> Task goal
Select every line containing the word "airbags" from the material, and copy those lines.

> A run of records
========================================
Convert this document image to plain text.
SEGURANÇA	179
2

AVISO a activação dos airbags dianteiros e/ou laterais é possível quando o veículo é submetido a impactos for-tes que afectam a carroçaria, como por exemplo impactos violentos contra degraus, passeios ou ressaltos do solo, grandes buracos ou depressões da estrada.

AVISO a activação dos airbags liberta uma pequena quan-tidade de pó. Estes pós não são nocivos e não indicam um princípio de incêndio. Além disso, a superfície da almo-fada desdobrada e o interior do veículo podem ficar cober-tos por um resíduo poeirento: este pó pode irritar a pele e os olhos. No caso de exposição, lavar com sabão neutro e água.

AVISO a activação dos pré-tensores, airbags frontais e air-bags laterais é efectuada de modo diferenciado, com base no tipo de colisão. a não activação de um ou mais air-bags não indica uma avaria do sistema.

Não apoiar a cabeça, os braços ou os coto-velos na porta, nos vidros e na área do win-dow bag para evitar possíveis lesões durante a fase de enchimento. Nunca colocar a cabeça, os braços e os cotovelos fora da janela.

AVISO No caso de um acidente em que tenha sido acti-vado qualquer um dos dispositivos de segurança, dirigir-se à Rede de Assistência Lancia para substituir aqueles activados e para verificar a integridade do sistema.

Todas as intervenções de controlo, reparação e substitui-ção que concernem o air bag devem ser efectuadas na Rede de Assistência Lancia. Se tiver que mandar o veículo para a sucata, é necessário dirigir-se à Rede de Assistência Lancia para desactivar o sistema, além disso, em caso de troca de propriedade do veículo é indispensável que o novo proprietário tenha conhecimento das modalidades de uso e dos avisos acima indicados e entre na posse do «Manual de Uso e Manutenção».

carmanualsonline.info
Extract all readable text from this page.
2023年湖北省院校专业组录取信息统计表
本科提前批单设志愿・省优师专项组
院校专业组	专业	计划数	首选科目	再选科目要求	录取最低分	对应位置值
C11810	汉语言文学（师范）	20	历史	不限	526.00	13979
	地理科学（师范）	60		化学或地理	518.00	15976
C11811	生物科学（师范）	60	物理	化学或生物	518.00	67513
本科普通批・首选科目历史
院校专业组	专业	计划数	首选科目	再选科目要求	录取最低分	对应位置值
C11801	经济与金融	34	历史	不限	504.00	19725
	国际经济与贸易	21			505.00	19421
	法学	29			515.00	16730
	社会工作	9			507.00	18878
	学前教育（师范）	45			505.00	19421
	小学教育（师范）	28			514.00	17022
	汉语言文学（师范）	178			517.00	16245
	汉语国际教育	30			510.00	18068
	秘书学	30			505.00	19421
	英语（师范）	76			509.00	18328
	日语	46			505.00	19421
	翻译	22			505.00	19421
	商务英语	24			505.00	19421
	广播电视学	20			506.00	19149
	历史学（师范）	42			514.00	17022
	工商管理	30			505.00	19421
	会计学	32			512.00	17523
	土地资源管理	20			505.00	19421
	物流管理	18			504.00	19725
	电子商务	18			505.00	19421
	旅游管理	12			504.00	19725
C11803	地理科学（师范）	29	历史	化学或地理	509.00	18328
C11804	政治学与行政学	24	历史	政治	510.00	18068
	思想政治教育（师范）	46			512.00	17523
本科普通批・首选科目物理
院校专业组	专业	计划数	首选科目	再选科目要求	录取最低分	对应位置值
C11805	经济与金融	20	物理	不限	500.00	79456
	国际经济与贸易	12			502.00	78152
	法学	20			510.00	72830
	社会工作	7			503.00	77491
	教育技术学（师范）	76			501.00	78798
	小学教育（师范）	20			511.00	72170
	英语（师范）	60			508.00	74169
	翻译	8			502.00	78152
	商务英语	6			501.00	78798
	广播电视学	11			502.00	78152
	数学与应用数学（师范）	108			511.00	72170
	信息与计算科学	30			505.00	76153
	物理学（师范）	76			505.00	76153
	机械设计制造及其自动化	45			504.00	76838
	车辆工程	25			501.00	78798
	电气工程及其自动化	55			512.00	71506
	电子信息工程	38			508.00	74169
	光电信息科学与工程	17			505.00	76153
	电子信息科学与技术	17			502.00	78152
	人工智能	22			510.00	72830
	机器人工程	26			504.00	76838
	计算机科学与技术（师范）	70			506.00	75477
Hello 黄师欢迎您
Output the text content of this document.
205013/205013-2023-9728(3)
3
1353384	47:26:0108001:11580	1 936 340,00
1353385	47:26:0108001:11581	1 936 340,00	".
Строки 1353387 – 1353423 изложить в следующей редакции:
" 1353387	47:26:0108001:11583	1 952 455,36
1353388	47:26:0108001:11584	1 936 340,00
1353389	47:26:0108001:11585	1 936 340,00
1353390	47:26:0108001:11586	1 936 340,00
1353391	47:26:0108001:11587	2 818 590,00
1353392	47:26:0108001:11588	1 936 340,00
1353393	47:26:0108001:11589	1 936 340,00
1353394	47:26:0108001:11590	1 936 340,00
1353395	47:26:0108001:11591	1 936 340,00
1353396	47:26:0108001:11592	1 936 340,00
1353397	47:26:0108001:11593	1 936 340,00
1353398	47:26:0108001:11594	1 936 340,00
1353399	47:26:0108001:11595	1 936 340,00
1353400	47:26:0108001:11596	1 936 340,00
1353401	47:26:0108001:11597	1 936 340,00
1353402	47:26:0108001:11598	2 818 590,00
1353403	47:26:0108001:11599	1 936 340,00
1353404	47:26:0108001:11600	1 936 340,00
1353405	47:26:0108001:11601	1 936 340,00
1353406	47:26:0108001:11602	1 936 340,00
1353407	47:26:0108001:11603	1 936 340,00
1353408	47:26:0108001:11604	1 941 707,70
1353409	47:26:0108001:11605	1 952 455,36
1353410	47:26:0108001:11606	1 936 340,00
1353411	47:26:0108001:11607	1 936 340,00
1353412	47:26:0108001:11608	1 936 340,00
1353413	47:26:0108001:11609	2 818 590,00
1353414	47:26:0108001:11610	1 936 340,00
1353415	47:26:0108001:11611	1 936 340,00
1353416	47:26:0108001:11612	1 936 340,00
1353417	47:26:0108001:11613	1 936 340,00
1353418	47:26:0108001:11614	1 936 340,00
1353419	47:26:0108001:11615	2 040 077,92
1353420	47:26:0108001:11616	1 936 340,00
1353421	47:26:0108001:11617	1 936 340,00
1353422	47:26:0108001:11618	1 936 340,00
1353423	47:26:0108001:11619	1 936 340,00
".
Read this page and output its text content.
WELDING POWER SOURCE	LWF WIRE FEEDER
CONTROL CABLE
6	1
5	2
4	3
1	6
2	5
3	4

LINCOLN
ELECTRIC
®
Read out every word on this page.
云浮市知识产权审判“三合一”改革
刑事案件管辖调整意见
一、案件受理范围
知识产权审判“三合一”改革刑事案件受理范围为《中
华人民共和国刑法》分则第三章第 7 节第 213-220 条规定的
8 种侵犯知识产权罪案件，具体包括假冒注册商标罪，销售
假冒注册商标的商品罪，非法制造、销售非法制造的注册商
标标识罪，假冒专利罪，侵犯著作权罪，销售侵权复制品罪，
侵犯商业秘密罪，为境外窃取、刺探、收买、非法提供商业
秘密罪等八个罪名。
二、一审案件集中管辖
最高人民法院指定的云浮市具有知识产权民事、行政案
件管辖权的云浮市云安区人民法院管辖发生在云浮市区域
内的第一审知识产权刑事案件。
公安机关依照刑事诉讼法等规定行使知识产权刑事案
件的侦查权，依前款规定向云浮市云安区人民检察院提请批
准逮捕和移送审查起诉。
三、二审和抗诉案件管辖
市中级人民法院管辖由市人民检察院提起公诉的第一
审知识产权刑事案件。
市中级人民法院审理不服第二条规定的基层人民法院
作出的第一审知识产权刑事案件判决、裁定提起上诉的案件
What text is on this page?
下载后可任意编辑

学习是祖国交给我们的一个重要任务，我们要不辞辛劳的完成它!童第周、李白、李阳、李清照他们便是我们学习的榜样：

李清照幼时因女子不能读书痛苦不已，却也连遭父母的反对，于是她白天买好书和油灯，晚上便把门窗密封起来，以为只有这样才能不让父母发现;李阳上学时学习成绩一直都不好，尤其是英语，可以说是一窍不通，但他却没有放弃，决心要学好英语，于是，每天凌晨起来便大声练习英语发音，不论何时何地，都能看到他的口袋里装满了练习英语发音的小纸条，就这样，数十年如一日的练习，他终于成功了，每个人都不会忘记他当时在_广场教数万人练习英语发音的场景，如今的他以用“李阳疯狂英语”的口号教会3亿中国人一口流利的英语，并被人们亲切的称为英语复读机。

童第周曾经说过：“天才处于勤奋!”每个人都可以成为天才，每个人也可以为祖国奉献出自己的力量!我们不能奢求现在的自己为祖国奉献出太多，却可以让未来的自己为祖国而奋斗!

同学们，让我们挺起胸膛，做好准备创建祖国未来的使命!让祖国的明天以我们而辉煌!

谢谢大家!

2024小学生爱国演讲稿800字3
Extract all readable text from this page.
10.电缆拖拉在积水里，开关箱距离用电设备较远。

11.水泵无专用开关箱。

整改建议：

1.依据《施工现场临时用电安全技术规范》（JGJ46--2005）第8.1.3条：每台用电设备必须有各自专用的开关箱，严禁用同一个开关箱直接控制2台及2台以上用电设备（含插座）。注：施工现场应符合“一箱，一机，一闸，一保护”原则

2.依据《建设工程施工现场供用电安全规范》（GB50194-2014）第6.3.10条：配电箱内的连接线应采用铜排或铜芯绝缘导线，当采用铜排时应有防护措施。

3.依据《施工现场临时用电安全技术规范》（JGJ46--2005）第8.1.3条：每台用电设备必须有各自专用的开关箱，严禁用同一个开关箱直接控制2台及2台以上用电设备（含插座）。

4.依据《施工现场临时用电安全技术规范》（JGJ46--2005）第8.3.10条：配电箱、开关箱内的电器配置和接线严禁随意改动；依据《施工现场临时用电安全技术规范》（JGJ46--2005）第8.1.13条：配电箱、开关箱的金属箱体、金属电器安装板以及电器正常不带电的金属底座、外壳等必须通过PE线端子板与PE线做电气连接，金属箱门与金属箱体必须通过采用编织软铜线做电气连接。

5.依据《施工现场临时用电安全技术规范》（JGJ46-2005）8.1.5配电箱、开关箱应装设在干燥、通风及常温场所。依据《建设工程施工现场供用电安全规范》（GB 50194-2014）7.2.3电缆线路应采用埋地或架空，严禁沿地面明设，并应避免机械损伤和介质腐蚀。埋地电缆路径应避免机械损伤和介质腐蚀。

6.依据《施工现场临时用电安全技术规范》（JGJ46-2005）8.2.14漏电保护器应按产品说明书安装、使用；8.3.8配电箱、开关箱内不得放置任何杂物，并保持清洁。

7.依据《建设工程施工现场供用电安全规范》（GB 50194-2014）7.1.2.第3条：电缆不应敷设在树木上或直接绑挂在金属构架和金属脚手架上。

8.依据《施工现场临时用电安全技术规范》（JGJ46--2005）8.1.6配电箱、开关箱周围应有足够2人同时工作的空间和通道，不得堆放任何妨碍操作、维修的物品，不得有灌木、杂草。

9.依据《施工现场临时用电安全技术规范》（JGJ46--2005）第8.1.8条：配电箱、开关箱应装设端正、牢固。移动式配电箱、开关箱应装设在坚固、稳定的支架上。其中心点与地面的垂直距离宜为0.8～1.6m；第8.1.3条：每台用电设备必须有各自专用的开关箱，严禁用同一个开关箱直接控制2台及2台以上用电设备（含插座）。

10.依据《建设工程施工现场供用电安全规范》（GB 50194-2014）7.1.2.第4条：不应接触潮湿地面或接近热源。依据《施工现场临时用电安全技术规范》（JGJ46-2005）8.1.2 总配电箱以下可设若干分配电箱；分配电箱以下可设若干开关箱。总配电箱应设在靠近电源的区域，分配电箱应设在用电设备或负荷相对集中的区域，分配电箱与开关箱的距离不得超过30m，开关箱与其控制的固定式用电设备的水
========================================
> Full answer
AVISO a activação dos airbags dianteiros e/ou laterais é possível quando o veículo é submetido a impactos for-tes que afectam a carroçaria, como por exemplo impactos violentos contra degraus, passeios ou ressaltos do solo, grandes buracos ou depressões da estrada.
AVISO a activação dos airbags liberta uma pequena quan-tidade de pó. Estes pós não são nocivos e não indicam um princípio de incêndio. Além disso, a superfície da almo-fada desdobrada e o interior do veículo podem ficar cober-tos por um resíduo poeirento: este pó pode irritar a pele e os olhos. No caso de exposição, lavar com sabão neutro e água.
AVISO a activação dos pré-tensores, airbags frontais e air-bags laterais é efectuada de modo diferenciado, com base no tipo de colisão. a não activação de um ou mais air-bags não indica uma avaria do sistema.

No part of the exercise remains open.